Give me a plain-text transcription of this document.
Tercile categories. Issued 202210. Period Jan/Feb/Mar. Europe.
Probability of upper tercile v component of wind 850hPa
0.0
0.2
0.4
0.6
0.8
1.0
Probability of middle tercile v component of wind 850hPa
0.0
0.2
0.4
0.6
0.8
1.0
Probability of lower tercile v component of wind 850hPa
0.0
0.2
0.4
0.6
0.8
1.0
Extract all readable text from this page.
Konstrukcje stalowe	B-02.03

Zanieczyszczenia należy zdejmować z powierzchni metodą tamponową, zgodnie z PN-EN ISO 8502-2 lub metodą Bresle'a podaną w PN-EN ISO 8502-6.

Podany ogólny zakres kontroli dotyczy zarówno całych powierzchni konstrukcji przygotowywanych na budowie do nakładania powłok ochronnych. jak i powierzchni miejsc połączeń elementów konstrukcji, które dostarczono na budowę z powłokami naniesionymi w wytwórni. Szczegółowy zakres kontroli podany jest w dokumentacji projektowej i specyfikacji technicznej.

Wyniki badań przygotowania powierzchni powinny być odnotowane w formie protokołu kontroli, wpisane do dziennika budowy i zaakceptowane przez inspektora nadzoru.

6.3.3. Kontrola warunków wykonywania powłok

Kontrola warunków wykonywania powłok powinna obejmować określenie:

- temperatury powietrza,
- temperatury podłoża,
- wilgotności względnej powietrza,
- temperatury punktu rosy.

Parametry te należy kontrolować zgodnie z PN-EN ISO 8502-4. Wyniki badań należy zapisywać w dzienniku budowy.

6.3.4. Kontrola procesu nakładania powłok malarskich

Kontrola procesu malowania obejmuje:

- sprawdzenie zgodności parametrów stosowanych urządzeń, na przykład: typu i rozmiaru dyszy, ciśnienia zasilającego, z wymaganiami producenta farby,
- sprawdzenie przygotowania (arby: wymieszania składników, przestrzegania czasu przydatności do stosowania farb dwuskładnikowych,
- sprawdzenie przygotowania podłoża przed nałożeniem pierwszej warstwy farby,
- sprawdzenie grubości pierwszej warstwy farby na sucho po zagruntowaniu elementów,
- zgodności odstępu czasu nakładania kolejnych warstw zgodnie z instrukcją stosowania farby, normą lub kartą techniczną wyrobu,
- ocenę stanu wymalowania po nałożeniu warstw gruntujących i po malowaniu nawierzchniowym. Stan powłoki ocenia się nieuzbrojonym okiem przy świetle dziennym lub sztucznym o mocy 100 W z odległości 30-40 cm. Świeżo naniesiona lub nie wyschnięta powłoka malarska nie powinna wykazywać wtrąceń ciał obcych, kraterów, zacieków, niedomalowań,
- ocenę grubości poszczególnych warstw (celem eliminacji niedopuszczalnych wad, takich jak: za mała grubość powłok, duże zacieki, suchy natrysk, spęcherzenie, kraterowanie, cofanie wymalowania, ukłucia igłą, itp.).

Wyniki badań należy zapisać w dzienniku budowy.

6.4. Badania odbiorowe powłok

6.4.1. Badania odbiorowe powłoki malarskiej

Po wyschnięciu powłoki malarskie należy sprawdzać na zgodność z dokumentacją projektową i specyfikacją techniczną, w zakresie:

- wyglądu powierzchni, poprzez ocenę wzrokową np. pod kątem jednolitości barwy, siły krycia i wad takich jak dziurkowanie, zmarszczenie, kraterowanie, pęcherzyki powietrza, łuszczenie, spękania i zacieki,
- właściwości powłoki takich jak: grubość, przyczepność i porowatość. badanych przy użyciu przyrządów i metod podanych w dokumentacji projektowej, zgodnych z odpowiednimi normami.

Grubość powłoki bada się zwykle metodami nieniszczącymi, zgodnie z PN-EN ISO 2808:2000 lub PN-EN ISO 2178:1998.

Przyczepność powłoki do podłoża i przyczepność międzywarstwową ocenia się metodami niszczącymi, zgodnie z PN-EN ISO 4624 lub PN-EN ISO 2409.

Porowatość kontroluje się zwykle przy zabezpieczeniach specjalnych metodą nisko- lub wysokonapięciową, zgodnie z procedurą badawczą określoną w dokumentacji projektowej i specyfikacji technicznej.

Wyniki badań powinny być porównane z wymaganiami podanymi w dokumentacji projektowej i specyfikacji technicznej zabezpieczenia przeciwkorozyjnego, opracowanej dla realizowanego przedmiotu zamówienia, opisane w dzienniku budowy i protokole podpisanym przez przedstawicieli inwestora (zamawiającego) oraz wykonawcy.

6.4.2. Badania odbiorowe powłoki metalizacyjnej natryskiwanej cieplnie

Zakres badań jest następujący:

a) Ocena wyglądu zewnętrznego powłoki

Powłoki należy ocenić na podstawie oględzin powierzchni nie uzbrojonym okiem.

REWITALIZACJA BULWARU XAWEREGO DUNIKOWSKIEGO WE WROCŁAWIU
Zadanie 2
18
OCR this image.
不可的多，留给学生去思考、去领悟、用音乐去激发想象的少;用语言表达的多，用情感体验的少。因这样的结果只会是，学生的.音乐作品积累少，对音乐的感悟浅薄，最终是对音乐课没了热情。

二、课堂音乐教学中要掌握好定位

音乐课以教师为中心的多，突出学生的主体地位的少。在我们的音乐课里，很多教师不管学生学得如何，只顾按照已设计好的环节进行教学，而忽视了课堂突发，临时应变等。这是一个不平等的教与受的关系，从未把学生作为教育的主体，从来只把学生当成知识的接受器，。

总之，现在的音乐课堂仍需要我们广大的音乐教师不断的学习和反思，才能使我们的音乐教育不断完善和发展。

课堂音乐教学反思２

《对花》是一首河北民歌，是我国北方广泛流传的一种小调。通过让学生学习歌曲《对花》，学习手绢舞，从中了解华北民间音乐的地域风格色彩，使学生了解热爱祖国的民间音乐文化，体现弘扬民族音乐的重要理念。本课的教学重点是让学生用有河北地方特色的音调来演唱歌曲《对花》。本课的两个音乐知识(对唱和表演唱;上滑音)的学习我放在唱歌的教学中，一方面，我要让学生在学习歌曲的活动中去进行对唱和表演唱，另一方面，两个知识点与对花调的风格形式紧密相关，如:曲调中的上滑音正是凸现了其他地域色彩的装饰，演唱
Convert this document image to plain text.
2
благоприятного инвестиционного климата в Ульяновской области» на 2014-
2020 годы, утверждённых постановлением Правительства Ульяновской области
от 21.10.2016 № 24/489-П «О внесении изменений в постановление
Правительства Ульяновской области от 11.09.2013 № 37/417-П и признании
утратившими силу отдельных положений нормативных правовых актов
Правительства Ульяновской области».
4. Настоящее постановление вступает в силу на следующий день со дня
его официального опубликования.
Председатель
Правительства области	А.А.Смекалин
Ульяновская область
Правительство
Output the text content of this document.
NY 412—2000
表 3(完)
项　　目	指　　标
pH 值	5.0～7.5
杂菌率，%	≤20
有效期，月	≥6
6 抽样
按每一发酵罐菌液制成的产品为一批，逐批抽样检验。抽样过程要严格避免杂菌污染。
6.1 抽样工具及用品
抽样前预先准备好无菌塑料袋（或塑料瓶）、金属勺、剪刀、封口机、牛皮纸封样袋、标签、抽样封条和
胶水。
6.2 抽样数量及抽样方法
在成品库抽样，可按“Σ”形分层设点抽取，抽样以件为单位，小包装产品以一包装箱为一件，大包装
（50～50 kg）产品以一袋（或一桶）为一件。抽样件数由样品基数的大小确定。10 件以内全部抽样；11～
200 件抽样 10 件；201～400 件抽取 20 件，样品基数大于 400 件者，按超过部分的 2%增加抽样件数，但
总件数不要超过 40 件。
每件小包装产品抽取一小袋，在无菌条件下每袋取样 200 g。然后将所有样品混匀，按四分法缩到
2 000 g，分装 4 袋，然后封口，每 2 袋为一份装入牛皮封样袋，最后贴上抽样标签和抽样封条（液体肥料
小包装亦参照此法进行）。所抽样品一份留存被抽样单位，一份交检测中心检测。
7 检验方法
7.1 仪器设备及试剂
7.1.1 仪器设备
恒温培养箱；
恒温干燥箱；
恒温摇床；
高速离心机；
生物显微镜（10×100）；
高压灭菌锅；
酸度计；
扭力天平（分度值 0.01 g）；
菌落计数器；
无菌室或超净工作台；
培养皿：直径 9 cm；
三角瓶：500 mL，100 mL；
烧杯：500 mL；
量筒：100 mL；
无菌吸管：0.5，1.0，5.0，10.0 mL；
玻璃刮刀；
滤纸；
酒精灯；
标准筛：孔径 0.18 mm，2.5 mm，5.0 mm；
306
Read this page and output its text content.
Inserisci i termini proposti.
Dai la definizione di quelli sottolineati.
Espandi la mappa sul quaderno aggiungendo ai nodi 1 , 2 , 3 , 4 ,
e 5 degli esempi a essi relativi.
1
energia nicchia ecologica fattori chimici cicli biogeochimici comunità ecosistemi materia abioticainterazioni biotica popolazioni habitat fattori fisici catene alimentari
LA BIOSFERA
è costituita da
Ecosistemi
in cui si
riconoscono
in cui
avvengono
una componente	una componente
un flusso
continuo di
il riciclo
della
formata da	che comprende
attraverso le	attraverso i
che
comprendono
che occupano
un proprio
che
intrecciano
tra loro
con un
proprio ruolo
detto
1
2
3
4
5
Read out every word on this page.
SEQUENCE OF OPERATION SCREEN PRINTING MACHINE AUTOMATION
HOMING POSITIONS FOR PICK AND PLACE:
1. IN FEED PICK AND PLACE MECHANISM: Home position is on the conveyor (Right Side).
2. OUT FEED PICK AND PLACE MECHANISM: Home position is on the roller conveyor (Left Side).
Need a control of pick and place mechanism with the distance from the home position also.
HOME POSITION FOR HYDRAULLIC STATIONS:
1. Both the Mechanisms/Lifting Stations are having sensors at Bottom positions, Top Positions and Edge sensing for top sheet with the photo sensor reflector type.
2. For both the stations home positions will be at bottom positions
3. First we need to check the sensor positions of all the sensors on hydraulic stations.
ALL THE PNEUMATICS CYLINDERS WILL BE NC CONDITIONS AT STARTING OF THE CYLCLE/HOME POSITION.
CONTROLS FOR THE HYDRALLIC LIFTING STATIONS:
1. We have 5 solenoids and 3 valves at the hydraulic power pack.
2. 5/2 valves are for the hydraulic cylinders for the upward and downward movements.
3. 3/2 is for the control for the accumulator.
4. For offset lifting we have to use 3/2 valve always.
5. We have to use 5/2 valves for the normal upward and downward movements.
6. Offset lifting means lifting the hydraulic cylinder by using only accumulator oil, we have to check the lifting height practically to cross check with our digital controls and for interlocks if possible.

---

Written problem: Find the lines above that contain the word "conveyor" and collect them.

Result of the exercise:
1. IN FEED PICK AND PLACE MECHANISM: Home position is on the conveyor (Right Side).
2. OUT FEED PICK AND PLACE MECHANISM: Home position is on the roller conveyor (Left Side).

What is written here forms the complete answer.